Dataset listings of figures ->

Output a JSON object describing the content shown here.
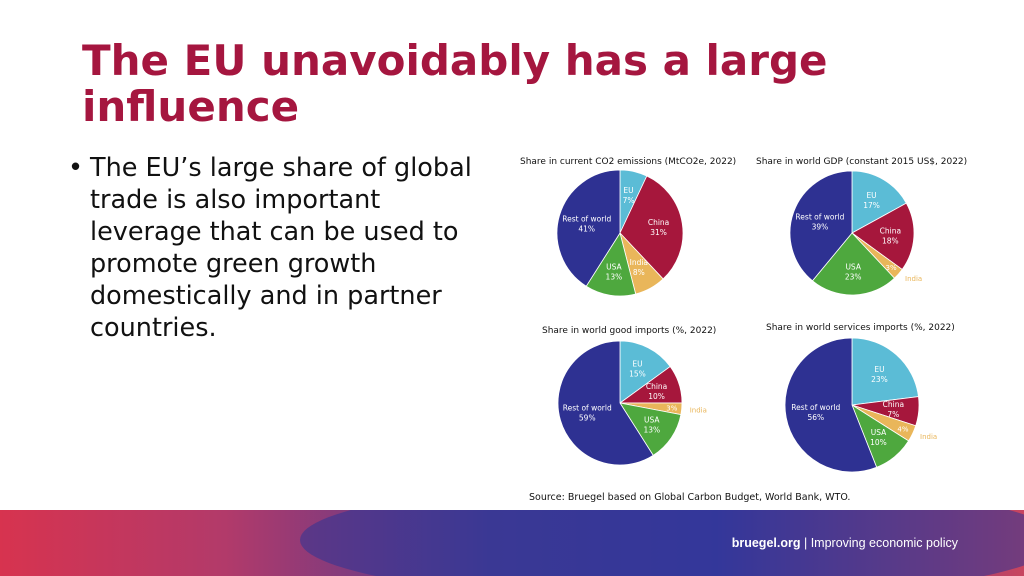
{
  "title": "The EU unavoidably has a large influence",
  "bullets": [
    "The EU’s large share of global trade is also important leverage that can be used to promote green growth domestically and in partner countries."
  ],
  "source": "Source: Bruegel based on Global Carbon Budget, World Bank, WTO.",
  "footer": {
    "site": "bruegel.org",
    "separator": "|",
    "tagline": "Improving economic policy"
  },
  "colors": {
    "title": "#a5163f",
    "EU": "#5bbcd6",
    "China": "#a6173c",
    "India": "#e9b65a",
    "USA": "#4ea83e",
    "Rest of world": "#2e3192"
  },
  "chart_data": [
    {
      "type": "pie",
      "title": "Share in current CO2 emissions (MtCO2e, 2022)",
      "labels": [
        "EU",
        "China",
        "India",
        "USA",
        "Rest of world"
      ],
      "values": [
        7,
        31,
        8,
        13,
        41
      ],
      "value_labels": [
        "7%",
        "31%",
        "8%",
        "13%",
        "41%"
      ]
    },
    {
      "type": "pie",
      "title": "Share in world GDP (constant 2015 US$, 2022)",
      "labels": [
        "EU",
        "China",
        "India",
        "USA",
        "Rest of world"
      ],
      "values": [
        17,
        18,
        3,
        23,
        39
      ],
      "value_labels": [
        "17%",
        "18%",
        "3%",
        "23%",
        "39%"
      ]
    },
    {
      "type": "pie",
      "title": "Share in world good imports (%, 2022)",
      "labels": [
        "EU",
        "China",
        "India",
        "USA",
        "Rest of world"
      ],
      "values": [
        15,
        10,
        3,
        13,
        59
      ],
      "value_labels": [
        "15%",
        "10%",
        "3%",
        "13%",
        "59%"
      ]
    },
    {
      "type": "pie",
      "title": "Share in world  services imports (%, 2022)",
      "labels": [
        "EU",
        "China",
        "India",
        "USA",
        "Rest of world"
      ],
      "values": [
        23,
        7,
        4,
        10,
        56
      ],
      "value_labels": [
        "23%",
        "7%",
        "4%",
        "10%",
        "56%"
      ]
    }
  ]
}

==

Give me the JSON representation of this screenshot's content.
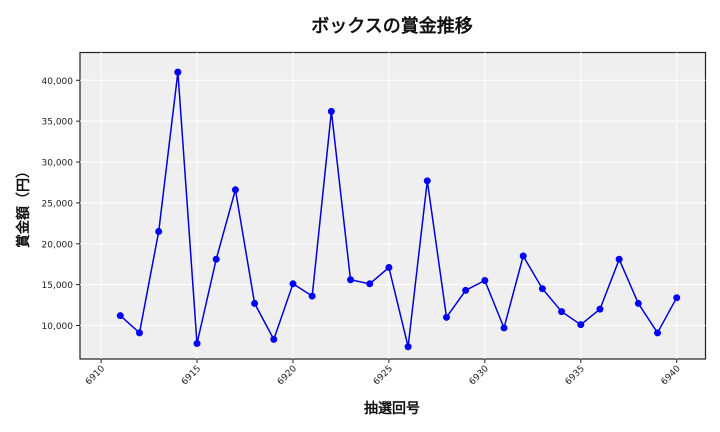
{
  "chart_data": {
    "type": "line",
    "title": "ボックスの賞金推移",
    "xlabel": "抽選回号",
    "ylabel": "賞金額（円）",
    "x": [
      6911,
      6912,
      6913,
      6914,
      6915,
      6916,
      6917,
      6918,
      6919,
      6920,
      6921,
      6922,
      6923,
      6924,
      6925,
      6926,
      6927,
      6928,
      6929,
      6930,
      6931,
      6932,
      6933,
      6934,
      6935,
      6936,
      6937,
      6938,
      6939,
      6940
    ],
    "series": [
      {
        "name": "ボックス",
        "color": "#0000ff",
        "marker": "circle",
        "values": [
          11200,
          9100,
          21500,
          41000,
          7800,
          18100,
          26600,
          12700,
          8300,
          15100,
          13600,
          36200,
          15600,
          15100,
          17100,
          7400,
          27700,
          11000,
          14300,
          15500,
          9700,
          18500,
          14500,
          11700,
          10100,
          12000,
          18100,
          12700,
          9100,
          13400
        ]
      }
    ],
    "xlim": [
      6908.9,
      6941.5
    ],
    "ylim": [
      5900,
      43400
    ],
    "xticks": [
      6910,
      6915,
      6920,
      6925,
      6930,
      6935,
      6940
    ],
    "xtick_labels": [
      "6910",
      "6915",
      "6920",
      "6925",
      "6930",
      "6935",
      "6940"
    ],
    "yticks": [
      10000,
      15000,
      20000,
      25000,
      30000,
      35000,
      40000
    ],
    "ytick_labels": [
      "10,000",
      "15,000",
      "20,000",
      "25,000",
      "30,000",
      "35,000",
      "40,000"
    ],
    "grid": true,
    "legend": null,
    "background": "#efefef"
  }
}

==

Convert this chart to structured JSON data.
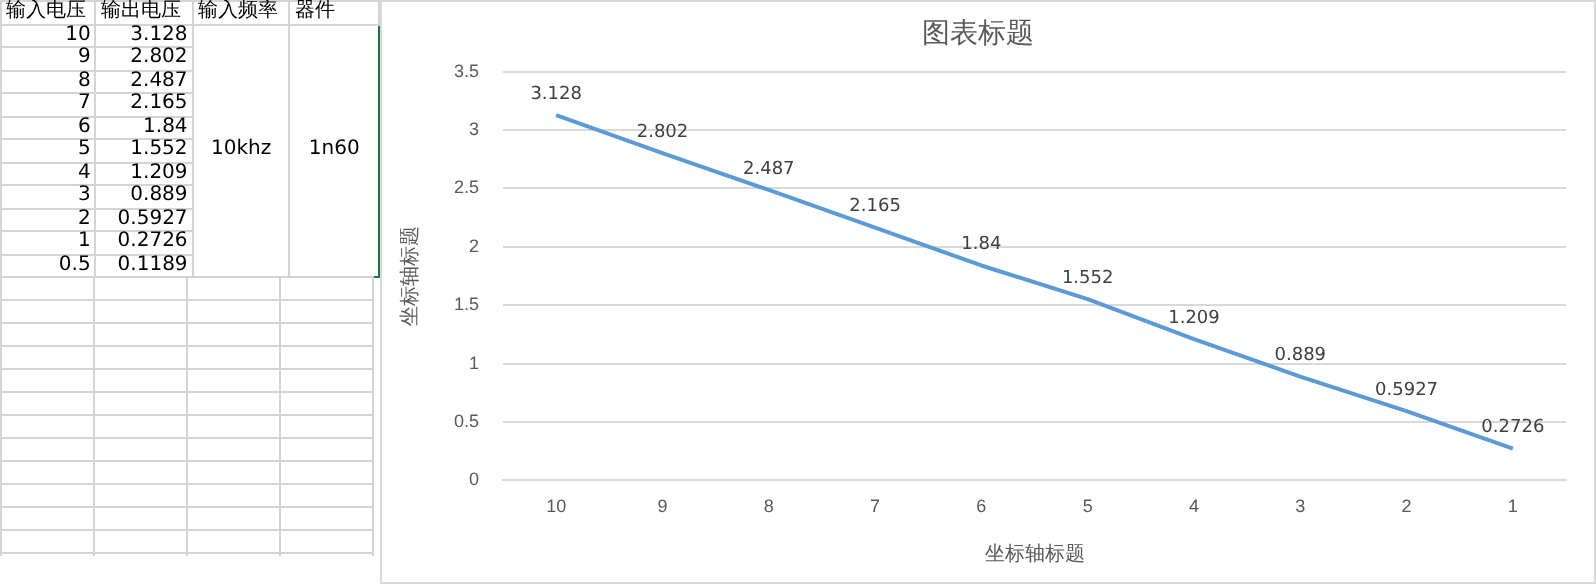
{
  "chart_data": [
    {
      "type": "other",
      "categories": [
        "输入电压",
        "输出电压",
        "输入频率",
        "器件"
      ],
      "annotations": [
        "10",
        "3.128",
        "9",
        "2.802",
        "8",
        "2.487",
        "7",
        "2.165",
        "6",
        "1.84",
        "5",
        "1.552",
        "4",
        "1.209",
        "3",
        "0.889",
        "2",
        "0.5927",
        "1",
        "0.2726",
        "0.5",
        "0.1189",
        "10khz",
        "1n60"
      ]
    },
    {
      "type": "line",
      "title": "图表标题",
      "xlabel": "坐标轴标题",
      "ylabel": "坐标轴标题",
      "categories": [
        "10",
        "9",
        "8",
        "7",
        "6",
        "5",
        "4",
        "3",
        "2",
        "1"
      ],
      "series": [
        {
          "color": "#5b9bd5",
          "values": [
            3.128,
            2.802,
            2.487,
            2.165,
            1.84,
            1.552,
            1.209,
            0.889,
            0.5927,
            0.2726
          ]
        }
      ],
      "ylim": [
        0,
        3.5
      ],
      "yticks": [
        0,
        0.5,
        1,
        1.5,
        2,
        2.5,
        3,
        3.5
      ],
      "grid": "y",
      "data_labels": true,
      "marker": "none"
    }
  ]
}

PROBLEM STATEMENT -> Locate the word "JSON" in the records and collect each line it appears in.

FINISHED ANSWER ->
Output a JSON object describing the content shown here.
Give me the JSON representation of this screenshot's content.
Convert this chart to structured JSON data.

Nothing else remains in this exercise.